▶ **What needs to be done**
Give the count of lines in the data that include the string "Leone", with no added remarks.
══ Input data
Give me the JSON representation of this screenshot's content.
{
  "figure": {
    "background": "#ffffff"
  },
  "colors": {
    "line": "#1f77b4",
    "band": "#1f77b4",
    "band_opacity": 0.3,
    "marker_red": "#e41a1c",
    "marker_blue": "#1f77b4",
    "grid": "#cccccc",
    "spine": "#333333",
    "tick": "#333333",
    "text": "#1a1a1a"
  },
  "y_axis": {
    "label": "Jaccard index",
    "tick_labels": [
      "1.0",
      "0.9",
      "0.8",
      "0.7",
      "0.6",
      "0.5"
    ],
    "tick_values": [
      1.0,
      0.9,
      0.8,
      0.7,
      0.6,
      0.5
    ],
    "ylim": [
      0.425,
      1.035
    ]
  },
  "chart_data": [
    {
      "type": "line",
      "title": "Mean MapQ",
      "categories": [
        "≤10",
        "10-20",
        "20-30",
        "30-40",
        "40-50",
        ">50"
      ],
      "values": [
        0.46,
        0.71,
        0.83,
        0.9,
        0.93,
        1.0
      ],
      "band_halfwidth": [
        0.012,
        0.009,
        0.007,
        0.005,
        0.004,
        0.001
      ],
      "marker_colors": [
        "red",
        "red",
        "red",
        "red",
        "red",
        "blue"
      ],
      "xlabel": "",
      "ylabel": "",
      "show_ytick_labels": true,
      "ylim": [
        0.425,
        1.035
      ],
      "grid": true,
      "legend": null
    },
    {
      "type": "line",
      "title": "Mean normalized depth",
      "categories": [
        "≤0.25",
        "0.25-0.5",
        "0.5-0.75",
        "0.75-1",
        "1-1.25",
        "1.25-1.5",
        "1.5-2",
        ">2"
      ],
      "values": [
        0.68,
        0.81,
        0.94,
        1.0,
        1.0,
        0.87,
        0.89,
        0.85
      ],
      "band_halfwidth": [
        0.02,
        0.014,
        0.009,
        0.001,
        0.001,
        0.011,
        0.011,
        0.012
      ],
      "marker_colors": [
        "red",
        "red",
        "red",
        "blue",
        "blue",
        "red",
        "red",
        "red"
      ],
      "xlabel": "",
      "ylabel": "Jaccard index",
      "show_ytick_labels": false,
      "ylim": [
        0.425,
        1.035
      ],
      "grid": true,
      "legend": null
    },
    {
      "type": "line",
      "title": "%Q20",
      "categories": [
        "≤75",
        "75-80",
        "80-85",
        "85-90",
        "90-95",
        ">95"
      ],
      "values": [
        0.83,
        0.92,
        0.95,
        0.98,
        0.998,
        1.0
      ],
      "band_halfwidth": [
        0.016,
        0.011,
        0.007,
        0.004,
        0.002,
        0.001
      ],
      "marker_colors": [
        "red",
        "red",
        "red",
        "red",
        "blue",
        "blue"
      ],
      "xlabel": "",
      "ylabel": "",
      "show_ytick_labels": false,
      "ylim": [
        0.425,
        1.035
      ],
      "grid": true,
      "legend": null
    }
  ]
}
════
══ Input data
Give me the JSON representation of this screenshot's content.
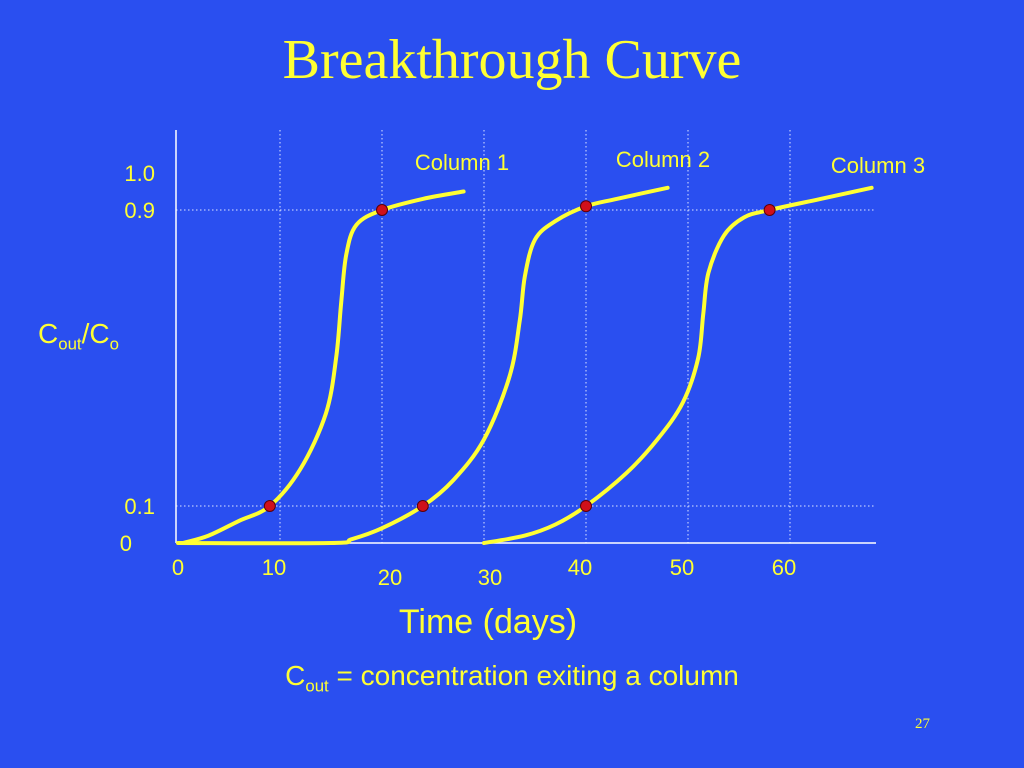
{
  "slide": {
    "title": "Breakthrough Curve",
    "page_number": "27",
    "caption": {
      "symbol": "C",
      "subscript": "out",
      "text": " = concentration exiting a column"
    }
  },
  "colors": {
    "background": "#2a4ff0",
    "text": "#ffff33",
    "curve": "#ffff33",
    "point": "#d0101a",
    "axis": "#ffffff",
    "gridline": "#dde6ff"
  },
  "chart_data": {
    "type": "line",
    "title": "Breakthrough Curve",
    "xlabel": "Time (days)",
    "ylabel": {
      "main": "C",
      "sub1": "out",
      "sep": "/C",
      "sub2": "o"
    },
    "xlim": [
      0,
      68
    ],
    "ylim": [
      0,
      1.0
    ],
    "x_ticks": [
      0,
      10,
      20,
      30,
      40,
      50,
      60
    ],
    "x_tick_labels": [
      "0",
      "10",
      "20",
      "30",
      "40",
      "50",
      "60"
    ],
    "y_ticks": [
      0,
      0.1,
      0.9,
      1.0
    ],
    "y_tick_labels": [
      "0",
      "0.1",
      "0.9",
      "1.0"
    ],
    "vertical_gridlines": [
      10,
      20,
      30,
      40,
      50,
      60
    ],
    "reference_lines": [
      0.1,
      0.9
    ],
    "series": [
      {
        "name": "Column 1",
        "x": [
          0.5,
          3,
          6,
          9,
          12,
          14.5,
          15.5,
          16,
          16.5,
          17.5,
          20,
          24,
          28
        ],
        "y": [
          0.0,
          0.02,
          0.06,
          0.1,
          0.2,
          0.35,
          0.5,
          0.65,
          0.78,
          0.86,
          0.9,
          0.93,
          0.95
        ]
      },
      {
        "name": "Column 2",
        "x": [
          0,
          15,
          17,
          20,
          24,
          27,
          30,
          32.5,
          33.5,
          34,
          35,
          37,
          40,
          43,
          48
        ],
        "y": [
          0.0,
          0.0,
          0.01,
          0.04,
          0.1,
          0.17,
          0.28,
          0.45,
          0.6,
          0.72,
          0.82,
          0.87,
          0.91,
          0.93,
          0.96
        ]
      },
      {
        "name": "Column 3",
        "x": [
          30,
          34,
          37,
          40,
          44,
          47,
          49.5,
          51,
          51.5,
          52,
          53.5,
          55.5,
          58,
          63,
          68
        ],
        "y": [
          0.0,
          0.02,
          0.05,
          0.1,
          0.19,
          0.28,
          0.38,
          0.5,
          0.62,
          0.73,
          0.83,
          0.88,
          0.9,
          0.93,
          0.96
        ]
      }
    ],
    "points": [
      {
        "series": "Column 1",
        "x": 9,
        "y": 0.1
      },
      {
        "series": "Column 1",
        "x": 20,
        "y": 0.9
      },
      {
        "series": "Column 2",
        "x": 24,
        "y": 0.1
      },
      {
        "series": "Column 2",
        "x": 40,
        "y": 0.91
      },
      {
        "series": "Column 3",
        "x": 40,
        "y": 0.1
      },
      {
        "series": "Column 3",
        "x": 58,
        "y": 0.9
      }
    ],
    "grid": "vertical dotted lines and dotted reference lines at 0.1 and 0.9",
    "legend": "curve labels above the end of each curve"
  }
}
════
══ Input data
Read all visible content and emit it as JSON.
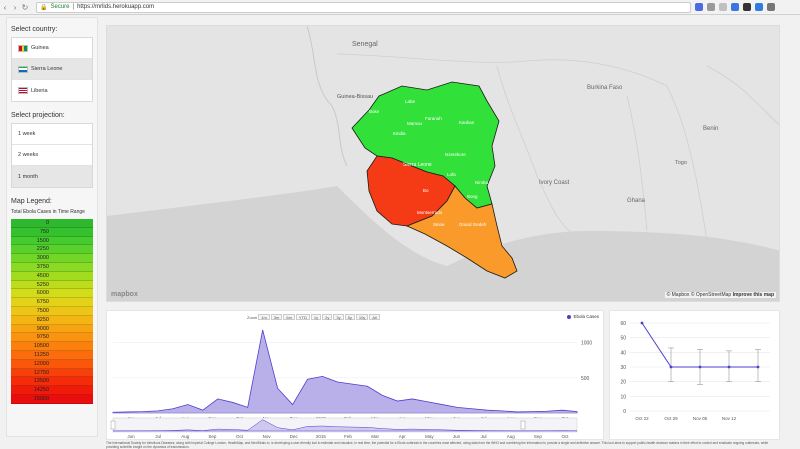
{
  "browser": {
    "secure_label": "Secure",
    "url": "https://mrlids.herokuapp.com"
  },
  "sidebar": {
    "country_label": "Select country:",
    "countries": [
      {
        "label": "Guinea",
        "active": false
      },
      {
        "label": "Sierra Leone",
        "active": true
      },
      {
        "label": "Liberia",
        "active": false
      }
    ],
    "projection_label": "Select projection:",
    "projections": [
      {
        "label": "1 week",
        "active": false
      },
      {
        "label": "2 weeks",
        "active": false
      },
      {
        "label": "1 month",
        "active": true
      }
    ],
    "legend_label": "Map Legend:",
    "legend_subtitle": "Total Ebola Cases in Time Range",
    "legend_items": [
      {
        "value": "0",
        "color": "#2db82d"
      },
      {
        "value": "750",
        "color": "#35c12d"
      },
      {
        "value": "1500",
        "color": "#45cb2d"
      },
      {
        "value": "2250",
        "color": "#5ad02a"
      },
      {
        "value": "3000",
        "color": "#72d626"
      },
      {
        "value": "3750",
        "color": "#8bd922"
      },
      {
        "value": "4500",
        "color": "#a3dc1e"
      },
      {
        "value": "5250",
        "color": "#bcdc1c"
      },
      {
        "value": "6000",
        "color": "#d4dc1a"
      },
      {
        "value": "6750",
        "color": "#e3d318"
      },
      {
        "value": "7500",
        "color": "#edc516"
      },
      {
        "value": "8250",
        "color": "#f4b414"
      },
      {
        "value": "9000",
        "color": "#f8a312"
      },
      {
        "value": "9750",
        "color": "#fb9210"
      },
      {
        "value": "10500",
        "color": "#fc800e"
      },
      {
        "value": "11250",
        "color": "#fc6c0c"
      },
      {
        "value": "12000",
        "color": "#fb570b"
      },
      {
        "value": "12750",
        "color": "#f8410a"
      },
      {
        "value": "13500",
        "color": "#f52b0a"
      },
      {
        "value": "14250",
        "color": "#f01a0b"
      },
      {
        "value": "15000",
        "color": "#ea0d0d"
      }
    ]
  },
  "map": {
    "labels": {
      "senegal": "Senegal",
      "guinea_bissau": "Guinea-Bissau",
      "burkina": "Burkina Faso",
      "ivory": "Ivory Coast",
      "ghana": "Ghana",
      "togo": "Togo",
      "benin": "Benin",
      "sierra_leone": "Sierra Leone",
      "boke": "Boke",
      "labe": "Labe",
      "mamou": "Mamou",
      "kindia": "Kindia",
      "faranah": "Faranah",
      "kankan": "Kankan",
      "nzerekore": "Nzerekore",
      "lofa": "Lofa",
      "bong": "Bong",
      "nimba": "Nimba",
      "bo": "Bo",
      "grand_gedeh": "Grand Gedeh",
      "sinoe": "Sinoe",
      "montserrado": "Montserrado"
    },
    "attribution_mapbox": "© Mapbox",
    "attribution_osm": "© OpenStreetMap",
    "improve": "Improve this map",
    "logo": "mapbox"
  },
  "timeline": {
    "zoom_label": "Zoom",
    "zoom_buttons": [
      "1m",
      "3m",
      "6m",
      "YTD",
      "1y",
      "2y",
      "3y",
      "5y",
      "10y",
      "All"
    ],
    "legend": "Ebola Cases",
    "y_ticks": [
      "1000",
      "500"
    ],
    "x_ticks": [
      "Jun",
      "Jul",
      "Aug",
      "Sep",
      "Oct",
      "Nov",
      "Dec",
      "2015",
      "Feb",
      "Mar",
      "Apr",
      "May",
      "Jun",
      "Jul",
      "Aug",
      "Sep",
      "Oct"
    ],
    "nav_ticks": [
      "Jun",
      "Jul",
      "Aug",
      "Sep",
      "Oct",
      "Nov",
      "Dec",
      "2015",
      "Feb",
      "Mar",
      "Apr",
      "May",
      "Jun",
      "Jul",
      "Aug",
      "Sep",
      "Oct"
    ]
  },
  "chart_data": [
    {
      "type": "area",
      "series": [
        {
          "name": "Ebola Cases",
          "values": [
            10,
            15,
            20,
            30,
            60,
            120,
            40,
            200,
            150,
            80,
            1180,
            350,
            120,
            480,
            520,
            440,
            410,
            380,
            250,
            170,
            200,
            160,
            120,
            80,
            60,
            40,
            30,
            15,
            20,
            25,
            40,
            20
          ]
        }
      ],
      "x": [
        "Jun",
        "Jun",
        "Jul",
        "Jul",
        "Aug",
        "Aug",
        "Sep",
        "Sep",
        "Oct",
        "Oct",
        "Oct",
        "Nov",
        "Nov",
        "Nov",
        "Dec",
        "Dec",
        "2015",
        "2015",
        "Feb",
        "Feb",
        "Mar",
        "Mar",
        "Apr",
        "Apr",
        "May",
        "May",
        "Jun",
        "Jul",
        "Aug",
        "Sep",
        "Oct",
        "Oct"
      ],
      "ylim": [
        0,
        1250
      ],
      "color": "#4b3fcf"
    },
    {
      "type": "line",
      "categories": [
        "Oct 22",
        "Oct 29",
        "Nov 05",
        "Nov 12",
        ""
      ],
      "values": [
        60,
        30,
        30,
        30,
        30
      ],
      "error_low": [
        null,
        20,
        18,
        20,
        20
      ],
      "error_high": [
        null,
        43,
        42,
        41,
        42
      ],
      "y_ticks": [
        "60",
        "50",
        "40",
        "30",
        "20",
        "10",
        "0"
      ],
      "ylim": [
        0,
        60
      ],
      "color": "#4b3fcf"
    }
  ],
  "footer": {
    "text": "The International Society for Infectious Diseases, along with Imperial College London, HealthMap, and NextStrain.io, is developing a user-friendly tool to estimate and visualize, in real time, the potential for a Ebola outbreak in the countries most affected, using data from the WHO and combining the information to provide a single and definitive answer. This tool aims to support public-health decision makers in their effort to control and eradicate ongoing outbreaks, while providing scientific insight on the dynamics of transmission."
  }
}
════
▶ **Final result**
2